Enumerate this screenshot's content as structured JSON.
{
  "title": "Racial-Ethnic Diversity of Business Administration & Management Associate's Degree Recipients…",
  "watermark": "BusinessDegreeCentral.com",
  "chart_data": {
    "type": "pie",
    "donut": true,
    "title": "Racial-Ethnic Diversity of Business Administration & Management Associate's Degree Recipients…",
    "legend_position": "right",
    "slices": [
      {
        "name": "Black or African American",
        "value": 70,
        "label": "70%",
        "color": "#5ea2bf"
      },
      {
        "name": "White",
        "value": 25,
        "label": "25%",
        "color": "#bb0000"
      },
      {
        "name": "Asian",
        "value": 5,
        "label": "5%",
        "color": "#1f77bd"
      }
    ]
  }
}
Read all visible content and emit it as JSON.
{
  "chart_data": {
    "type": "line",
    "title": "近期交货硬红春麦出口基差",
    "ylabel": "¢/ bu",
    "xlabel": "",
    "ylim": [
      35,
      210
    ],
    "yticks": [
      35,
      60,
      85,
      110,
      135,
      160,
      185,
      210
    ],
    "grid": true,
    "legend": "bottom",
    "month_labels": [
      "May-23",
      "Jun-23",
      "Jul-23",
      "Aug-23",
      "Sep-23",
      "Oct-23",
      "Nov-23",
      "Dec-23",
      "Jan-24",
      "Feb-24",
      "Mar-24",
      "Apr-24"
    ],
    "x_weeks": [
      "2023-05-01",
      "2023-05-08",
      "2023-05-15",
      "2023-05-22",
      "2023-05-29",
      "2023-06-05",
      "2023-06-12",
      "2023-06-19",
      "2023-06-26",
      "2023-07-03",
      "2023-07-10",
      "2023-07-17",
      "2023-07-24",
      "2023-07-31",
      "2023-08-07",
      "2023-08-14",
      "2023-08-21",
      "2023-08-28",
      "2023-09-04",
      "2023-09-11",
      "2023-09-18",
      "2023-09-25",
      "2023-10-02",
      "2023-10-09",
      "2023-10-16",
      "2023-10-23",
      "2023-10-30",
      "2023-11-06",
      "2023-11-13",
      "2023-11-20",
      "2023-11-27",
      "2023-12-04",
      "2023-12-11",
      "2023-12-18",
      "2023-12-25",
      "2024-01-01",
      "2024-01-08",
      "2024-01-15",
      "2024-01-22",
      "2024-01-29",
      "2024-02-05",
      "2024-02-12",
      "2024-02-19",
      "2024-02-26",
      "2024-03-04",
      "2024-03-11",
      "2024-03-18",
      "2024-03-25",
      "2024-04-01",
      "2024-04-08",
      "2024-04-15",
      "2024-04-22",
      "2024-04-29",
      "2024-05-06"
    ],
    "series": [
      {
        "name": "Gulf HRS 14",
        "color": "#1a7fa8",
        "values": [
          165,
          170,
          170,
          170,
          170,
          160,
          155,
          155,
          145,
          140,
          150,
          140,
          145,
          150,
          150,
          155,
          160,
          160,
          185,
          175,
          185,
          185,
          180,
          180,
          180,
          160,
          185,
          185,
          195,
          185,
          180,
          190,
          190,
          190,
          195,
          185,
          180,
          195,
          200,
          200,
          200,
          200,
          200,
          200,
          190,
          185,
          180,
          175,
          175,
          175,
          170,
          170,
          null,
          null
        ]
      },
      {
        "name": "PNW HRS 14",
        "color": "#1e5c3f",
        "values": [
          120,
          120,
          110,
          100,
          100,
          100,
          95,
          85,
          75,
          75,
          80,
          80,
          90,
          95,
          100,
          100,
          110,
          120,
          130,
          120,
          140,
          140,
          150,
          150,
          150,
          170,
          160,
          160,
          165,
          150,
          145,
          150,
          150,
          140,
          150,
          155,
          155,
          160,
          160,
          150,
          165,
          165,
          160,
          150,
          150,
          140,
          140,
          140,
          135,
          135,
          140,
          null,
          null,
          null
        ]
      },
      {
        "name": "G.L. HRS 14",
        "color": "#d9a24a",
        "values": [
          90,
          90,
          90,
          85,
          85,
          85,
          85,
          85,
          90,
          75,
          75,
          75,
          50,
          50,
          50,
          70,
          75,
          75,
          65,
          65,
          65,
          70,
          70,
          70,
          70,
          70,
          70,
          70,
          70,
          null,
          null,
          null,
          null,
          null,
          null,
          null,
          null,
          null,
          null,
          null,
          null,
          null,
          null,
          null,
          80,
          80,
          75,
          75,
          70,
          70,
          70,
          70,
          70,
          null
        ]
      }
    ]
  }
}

────────────────────

» **YOUR INSTRUCTIONS**: Pick out the lines containing the string "Ethnic".

» **ANSWER BELOW**:
  "title": "Racial-Ethnic Diversity of Business Administration & Management Associate's Degree Recipients…",
    "title": "Racial-Ethnic Diversity of Business Administration & Management Associate's Degree Recipients…",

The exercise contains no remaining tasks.